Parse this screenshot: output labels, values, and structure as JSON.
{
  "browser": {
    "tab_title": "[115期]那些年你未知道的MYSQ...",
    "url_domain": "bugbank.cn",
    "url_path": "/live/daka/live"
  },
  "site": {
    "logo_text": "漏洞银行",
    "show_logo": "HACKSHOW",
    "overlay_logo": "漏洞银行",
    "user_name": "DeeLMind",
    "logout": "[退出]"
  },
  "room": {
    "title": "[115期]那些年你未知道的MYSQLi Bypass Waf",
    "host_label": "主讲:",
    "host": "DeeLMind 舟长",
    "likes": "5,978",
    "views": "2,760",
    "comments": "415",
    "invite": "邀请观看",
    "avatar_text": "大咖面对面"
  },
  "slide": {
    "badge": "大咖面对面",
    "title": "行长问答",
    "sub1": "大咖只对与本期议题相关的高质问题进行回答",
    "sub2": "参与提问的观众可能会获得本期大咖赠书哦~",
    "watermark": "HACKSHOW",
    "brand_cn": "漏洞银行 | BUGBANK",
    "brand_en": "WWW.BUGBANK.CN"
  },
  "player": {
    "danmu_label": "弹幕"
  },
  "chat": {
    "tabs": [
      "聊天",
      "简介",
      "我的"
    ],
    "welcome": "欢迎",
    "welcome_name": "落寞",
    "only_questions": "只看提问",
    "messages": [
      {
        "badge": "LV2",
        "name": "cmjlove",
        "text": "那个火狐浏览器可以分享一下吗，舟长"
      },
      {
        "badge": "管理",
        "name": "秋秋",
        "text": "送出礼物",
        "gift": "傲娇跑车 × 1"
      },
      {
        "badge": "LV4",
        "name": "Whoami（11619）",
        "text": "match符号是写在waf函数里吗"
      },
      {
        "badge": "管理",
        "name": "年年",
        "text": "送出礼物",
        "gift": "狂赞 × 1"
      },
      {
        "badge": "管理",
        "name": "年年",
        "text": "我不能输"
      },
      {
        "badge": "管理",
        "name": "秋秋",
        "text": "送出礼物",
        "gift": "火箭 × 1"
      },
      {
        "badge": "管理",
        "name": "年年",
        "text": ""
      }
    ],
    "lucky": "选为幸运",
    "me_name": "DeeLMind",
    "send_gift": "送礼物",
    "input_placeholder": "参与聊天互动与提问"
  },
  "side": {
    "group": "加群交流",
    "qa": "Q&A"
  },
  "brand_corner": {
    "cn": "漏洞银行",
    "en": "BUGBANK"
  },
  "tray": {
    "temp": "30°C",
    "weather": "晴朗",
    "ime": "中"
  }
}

Aim => Faithfully copy every entry, leaving nothing out.

Full response =>
Parse this screenshot: output labels, values, and structure as JSON.
{
  "browser": {
    "tab_title": "[115期]那些年你未知道的MYSQ...",
    "url_domain": "bugbank.cn",
    "url_path": "/live/daka/live"
  },
  "site": {
    "logo_text": "漏洞银行",
    "show_logo": "HACKSHOW",
    "overlay_logo": "漏洞银行",
    "user_name": "DeeLMind",
    "logout": "[退出]"
  },
  "room": {
    "title": "[115期]那些年你未知道的MYSQLi Bypass Waf",
    "host_label": "主讲:",
    "host": "DeeLMind 舟长",
    "likes": "5,978",
    "views": "2,760",
    "comments": "415",
    "invite": "邀请观看",
    "avatar_text": "大咖面对面"
  },
  "slide": {
    "badge": "大咖面对面",
    "title": "行长问答",
    "sub1": "大咖只对与本期议题相关的高质问题进行回答",
    "sub2": "参与提问的观众可能会获得本期大咖赠书哦~",
    "watermark": "HACKSHOW",
    "brand_cn": "漏洞银行 | BUGBANK",
    "brand_en": "WWW.BUGBANK.CN"
  },
  "player": {
    "danmu_label": "弹幕"
  },
  "chat": {
    "tabs": [
      "聊天",
      "简介",
      "我的"
    ],
    "welcome": "欢迎",
    "welcome_name": "落寞",
    "only_questions": "只看提问",
    "messages": [
      {
        "badge": "LV2",
        "name": "cmjlove",
        "text": "那个火狐浏览器可以分享一下吗，舟长"
      },
      {
        "badge": "管理",
        "name": "秋秋",
        "text": "送出礼物",
        "gift": "傲娇跑车 × 1"
      },
      {
        "badge": "LV4",
        "name": "Whoami（11619）",
        "text": "match符号是写在waf函数里吗"
      },
      {
        "badge": "管理",
        "name": "年年",
        "text": "送出礼物",
        "gift": "狂赞 × 1"
      },
      {
        "badge": "管理",
        "name": "年年",
        "text": "我不能输"
      },
      {
        "badge": "管理",
        "name": "秋秋",
        "text": "送出礼物",
        "gift": "火箭 × 1"
      },
      {
        "badge": "管理",
        "name": "年年",
        "text": ""
      }
    ],
    "lucky": "选为幸运",
    "me_name": "DeeLMind",
    "send_gift": "送礼物",
    "input_placeholder": "参与聊天互动与提问"
  },
  "side": {
    "group": "加群交流",
    "qa": "Q&A"
  },
  "brand_corner": {
    "cn": "漏洞银行",
    "en": "BUGBANK"
  },
  "tray": {
    "temp": "30°C",
    "weather": "晴朗",
    "ime": "中"
  }
}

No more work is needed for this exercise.